Oxymorons

I’ll bet you thought this would be about the maroons in Washington who suck the oxygen out of the air wondering whether Roger Clemens took steroids instead of buckling down to the business of running a government.

And, yes, Roger Clemens could probably do a better job at the business of running a government. Jessica Rabbit could probably do a better job at the business of running a government.

Heck, even the Great State of New York with its 783 year history of waiting until 2153 to pass the 1960 budget brought theirs in on time this year.

Word play maybe isn’t as much fun as sex but it’s still pretty satisfying (I may catch holy hell from the missus for saying that).

Last week, I noted that Washington is a fine mess (most everyone there is a real phony) but I didn’t have space to work in absolutely unsure, devout atheist, genuine-imitation leather, or half naked.

Of course I, like all my readers, am absolutely sure of everything I write. For example the true believers in anthropogenic global warming have literal faith that planetary temps have risen almost exactly 10 degrees since last week. I should note that many on that side of the aisle who believe implicitly in political science poo pooh the scientific creationism embraced on the other.

Excerpted records —
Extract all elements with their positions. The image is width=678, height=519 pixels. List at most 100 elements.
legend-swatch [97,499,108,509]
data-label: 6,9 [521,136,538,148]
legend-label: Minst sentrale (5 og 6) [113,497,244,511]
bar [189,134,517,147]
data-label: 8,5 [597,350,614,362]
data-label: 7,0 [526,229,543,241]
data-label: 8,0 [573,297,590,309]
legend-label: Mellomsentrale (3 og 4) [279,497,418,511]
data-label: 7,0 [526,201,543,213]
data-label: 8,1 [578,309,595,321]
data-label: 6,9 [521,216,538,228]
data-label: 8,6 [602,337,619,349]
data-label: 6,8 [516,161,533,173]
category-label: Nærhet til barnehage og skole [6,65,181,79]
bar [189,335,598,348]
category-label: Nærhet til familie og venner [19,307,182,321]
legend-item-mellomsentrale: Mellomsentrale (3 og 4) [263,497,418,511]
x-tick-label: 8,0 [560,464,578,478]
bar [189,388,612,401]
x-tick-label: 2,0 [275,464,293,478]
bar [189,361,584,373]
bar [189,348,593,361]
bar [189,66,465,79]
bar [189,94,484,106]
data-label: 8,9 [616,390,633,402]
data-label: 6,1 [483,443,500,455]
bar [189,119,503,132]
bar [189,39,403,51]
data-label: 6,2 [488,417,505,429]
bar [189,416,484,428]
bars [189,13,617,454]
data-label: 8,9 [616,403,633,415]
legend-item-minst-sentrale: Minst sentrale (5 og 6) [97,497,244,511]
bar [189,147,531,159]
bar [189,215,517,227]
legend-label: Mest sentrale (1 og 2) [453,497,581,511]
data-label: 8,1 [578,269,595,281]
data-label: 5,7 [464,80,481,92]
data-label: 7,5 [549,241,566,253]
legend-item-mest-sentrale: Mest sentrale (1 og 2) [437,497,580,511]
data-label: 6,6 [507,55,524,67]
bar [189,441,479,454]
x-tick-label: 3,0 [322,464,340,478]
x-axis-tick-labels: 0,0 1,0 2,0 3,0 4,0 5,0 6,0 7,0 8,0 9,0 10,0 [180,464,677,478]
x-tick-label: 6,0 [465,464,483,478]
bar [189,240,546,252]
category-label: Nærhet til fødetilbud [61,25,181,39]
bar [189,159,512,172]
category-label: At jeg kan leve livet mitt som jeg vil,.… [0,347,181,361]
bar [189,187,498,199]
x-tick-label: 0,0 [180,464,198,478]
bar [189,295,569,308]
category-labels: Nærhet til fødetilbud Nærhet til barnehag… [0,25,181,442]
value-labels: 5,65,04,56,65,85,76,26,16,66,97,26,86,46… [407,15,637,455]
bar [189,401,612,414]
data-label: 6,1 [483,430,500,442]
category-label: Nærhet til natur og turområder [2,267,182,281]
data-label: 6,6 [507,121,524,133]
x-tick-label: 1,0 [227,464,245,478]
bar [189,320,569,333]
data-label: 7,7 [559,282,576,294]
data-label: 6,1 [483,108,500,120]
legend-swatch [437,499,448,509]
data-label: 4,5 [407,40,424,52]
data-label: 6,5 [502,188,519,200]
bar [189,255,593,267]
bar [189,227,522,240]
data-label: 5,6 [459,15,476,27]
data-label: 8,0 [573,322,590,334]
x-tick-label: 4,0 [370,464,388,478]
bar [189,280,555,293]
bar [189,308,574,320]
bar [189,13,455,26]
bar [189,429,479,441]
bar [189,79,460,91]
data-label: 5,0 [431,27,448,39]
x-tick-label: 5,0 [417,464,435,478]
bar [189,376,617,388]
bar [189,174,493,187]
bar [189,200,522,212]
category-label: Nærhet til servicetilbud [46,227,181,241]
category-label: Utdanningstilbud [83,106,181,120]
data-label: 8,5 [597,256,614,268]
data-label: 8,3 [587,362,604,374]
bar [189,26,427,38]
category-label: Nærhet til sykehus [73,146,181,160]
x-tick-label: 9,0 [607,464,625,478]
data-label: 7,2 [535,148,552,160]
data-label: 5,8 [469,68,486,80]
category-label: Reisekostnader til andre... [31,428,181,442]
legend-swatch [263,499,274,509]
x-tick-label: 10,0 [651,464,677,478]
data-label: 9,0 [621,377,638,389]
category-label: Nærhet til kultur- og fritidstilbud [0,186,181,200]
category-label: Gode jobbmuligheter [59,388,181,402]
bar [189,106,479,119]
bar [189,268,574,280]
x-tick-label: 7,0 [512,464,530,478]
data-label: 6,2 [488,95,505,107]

Exercise tasks —
[a] Transcribe the oxymorons column verbatim, starting at "Word play maybe" and ending at "or half naked.".
[b] Pick up the oxymorons column after its last sentence and keep writing it.

Written responses —
[a]
Word play maybe isn’t as much fun as sex but it’s still pretty satisfying (I may catch holy hell from the missus for saying that).

Last week, I noted that Washington is a fine mess (most everyone there is a real phony) but I didn’t have space to work in absolutely unsure, devout atheist, genuine-imitation leather, or half naked.

[b]
I AM™ increasingly irked by the food industry for selling me twelve-ounce pound cakes and 48-ounce half gallons of ice cream. Food giants take a different view of the smaller, lighter, easier to carry half gallon orange juice cartons so I invited Popsicle-Klondike-Ocean Spray-Slim Fast-Starbucks-Ben & Jerry’s-Breyers-Heartbrand-PepsiCo-Frito Lay-Quaker Oats-Tropicana spokesman Ross Messier to comment. He pronounces his name ROSS.

“We already sell personal servings in many markets. We see the bigger containers as our dual entree in the grocery and convenience markets,” Mr. Messier (pronounced MAY-she) said. “Convenience stores are big on Super-Sizing their offerings.”

Remember, you read it here first when you see a straw taped to the side of a “half gallon” OJ carton and a wooden spoon on the ice cream tub at the Quick Stop next year.

http://farm4.static.flickr.com/3066/2764922038_9ce559c4d7.jpg I bought a new shirt last week. It’s a nice, blue, button-down, pinpoint oxford that drapes superbly and has a marvelous hand. The girls wouldn’t let me buy the one I really wanted, though. Maybe because it had a random pattern.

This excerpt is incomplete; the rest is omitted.